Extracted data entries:
* Begin *
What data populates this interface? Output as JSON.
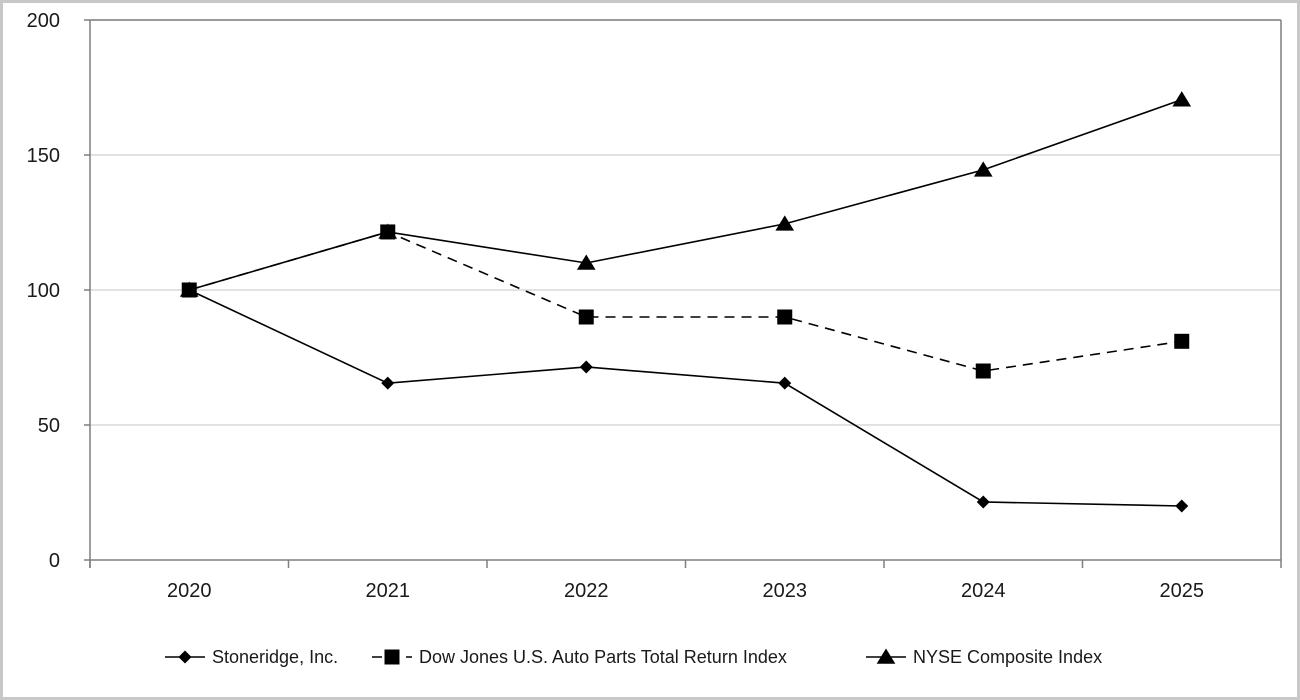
{
  "chart_data": {
    "type": "line",
    "title": "",
    "xlabel": "",
    "ylabel": "",
    "categories": [
      "2020",
      "2021",
      "2022",
      "2023",
      "2024",
      "2025"
    ],
    "ylim": [
      0,
      200
    ],
    "yticks": [
      "0",
      "50",
      "100",
      "150",
      "200"
    ],
    "grid": "horizontal",
    "legend_position": "bottom",
    "series": [
      {
        "name": "Stoneridge, Inc.",
        "marker": "diamond",
        "line_style": "solid",
        "values": [
          100,
          65.5,
          71.5,
          65.5,
          21.5,
          20
        ]
      },
      {
        "name": "Dow Jones U.S. Auto Parts Total Return Index",
        "marker": "square",
        "line_style": "dashed",
        "values": [
          100,
          121.5,
          90,
          90,
          70,
          81
        ]
      },
      {
        "name": "NYSE Composite Index",
        "marker": "triangle",
        "line_style": "solid",
        "values": [
          100,
          121.5,
          110,
          124.5,
          144.5,
          170.5
        ]
      }
    ],
    "colors": {
      "line": "#000000",
      "grid": "#d9d9d9",
      "axis": "#7f7f7f"
    }
  }
}
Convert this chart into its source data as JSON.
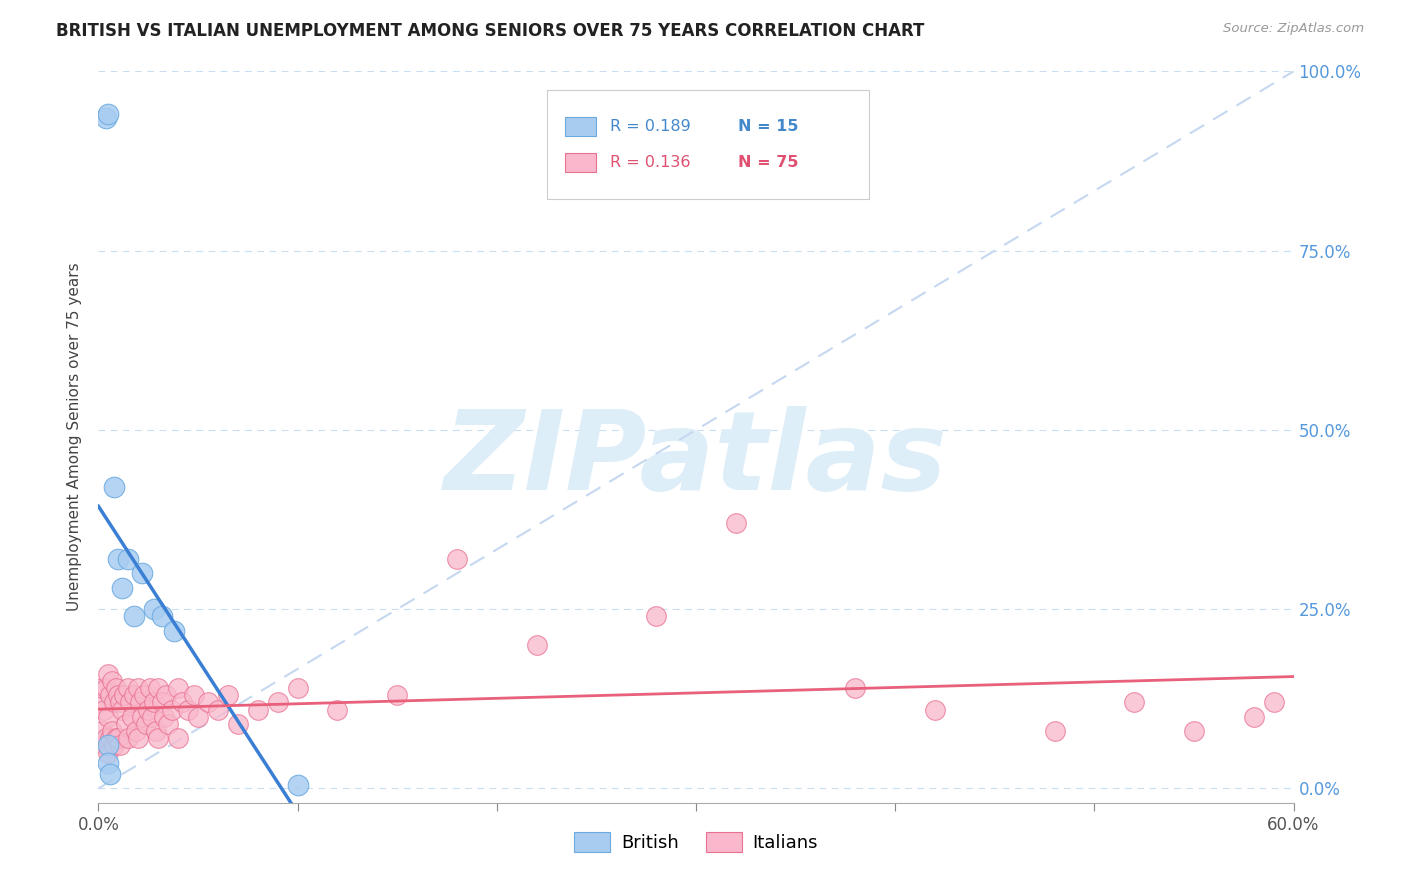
{
  "title": "BRITISH VS ITALIAN UNEMPLOYMENT AMONG SENIORS OVER 75 YEARS CORRELATION CHART",
  "source": "Source: ZipAtlas.com",
  "ylabel": "Unemployment Among Seniors over 75 years",
  "xlim": [
    0.0,
    0.6
  ],
  "ylim": [
    -0.02,
    1.0
  ],
  "xtick_vals": [
    0.0,
    0.1,
    0.2,
    0.3,
    0.4,
    0.5,
    0.6
  ],
  "xtick_labels": [
    "0.0%",
    "",
    "",
    "",
    "",
    "",
    "60.0%"
  ],
  "ytick_right_vals": [
    0.0,
    0.25,
    0.5,
    0.75,
    1.0
  ],
  "ytick_right_labels": [
    "0.0%",
    "25.0%",
    "50.0%",
    "75.0%",
    "100.0%"
  ],
  "R_british": 0.189,
  "N_british": 15,
  "R_italian": 0.136,
  "N_italian": 75,
  "british_fill": "#a8ccf0",
  "british_edge": "#6aaae0",
  "italian_fill": "#f9b8cb",
  "italian_edge": "#e87090",
  "british_line_color": "#3a7fd4",
  "italian_line_color": "#e8607a",
  "diagonal_color": "#c5d8ef",
  "watermark_color": "#ddeef8",
  "watermark_text": "ZIPatlas",
  "legend_british": "British",
  "legend_italian": "Italians",
  "british_x": [
    0.004,
    0.005,
    0.008,
    0.01,
    0.012,
    0.015,
    0.018,
    0.022,
    0.028,
    0.032,
    0.038,
    0.005,
    0.005,
    0.006,
    0.1
  ],
  "british_y": [
    0.935,
    0.94,
    0.42,
    0.32,
    0.28,
    0.32,
    0.24,
    0.3,
    0.25,
    0.24,
    0.22,
    0.06,
    0.035,
    0.02,
    0.005
  ],
  "italian_x": [
    0.001,
    0.002,
    0.002,
    0.003,
    0.003,
    0.004,
    0.004,
    0.005,
    0.005,
    0.005,
    0.006,
    0.006,
    0.007,
    0.007,
    0.008,
    0.008,
    0.009,
    0.009,
    0.01,
    0.01,
    0.011,
    0.011,
    0.012,
    0.013,
    0.014,
    0.015,
    0.015,
    0.016,
    0.017,
    0.018,
    0.019,
    0.02,
    0.02,
    0.021,
    0.022,
    0.023,
    0.024,
    0.025,
    0.026,
    0.027,
    0.028,
    0.029,
    0.03,
    0.03,
    0.032,
    0.033,
    0.034,
    0.035,
    0.037,
    0.04,
    0.04,
    0.042,
    0.045,
    0.048,
    0.05,
    0.055,
    0.06,
    0.065,
    0.07,
    0.08,
    0.09,
    0.1,
    0.12,
    0.15,
    0.18,
    0.22,
    0.28,
    0.32,
    0.38,
    0.42,
    0.48,
    0.52,
    0.55,
    0.58,
    0.59
  ],
  "italian_y": [
    0.12,
    0.14,
    0.08,
    0.11,
    0.06,
    0.14,
    0.07,
    0.16,
    0.1,
    0.05,
    0.13,
    0.07,
    0.15,
    0.08,
    0.12,
    0.06,
    0.14,
    0.07,
    0.13,
    0.07,
    0.12,
    0.06,
    0.11,
    0.13,
    0.09,
    0.14,
    0.07,
    0.12,
    0.1,
    0.13,
    0.08,
    0.14,
    0.07,
    0.12,
    0.1,
    0.13,
    0.09,
    0.11,
    0.14,
    0.1,
    0.12,
    0.08,
    0.14,
    0.07,
    0.12,
    0.1,
    0.13,
    0.09,
    0.11,
    0.14,
    0.07,
    0.12,
    0.11,
    0.13,
    0.1,
    0.12,
    0.11,
    0.13,
    0.09,
    0.11,
    0.12,
    0.14,
    0.11,
    0.13,
    0.32,
    0.2,
    0.24,
    0.37,
    0.14,
    0.11,
    0.08,
    0.12,
    0.08,
    0.1,
    0.12
  ]
}
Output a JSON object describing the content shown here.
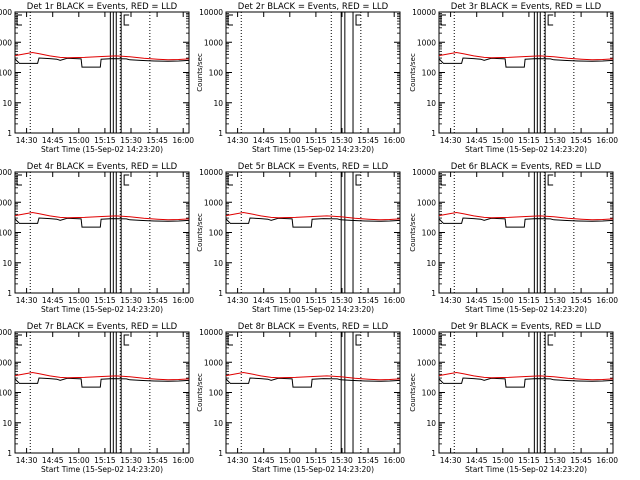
{
  "colors": {
    "events": "#000000",
    "lld": "#e00000",
    "background": "#ffffff",
    "axes": "#000000"
  },
  "shared": {
    "ylabel": "Counts/sec",
    "xlabel": "Start Time (15-Sep-02 14:23:20)",
    "xticks": [
      "14:30",
      "14:45",
      "15:00",
      "15:15",
      "15:30",
      "15:45",
      "16:00"
    ],
    "yticks": [
      "1",
      "10",
      "100",
      "1000",
      "10000"
    ]
  },
  "chart_data": [
    {
      "type": "line",
      "title": "Det 1r BLACK = Events, RED = LLD",
      "scale_y": "log",
      "ylim": [
        1,
        10000
      ],
      "xlim": [
        "14:23:20",
        "16:03:20"
      ],
      "has_data": true,
      "series": [
        {
          "name": "Events",
          "values": "black"
        },
        {
          "name": "LLD",
          "values": "red"
        }
      ]
    },
    {
      "type": "line",
      "title": "Det 2r BLACK = Events, RED = LLD",
      "scale_y": "log",
      "ylim": [
        1,
        10000
      ],
      "xlim": [
        "14:23:20",
        "16:03:20"
      ],
      "has_data": false,
      "series": []
    },
    {
      "type": "line",
      "title": "Det 3r BLACK = Events, RED = LLD",
      "scale_y": "log",
      "ylim": [
        1,
        10000
      ],
      "xlim": [
        "14:23:20",
        "16:03:20"
      ],
      "has_data": true,
      "series": [
        {
          "name": "Events",
          "values": "black"
        },
        {
          "name": "LLD",
          "values": "red"
        }
      ]
    },
    {
      "type": "line",
      "title": "Det 4r BLACK = Events, RED = LLD",
      "scale_y": "log",
      "ylim": [
        1,
        10000
      ],
      "xlim": [
        "14:23:20",
        "16:03:20"
      ],
      "has_data": true,
      "series": [
        {
          "name": "Events",
          "values": "black"
        },
        {
          "name": "LLD",
          "values": "red"
        }
      ]
    },
    {
      "type": "line",
      "title": "Det 5r BLACK = Events, RED = LLD",
      "scale_y": "log",
      "ylim": [
        1,
        10000
      ],
      "xlim": [
        "14:23:20",
        "16:03:20"
      ],
      "has_data": true,
      "series": [
        {
          "name": "Events",
          "values": "black"
        },
        {
          "name": "LLD",
          "values": "red"
        }
      ]
    },
    {
      "type": "line",
      "title": "Det 6r BLACK = Events, RED = LLD",
      "scale_y": "log",
      "ylim": [
        1,
        10000
      ],
      "xlim": [
        "14:23:20",
        "16:03:20"
      ],
      "has_data": true,
      "series": [
        {
          "name": "Events",
          "values": "black"
        },
        {
          "name": "LLD",
          "values": "red"
        }
      ]
    },
    {
      "type": "line",
      "title": "Det 7r BLACK = Events, RED = LLD",
      "scale_y": "log",
      "ylim": [
        1,
        10000
      ],
      "xlim": [
        "14:23:20",
        "16:03:20"
      ],
      "has_data": true,
      "series": [
        {
          "name": "Events",
          "values": "black"
        },
        {
          "name": "LLD",
          "values": "red"
        }
      ]
    },
    {
      "type": "line",
      "title": "Det 8r BLACK = Events, RED = LLD",
      "scale_y": "log",
      "ylim": [
        1,
        10000
      ],
      "xlim": [
        "14:23:20",
        "16:03:20"
      ],
      "has_data": true,
      "series": [
        {
          "name": "Events",
          "values": "black"
        },
        {
          "name": "LLD",
          "values": "red"
        }
      ]
    },
    {
      "type": "line",
      "title": "Det 9r BLACK = Events, RED = LLD",
      "scale_y": "log",
      "ylim": [
        1,
        10000
      ],
      "xlim": [
        "14:23:20",
        "16:03:20"
      ],
      "has_data": true,
      "series": [
        {
          "name": "Events",
          "values": "black"
        },
        {
          "name": "LLD",
          "values": "red"
        }
      ]
    }
  ]
}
* End *
## Problem details
Collect each line of the entries that has the word "Output", copying it in full.

## Task result
What data populates this interface? Output as JSON.
Output a JSON object describing the content shown here.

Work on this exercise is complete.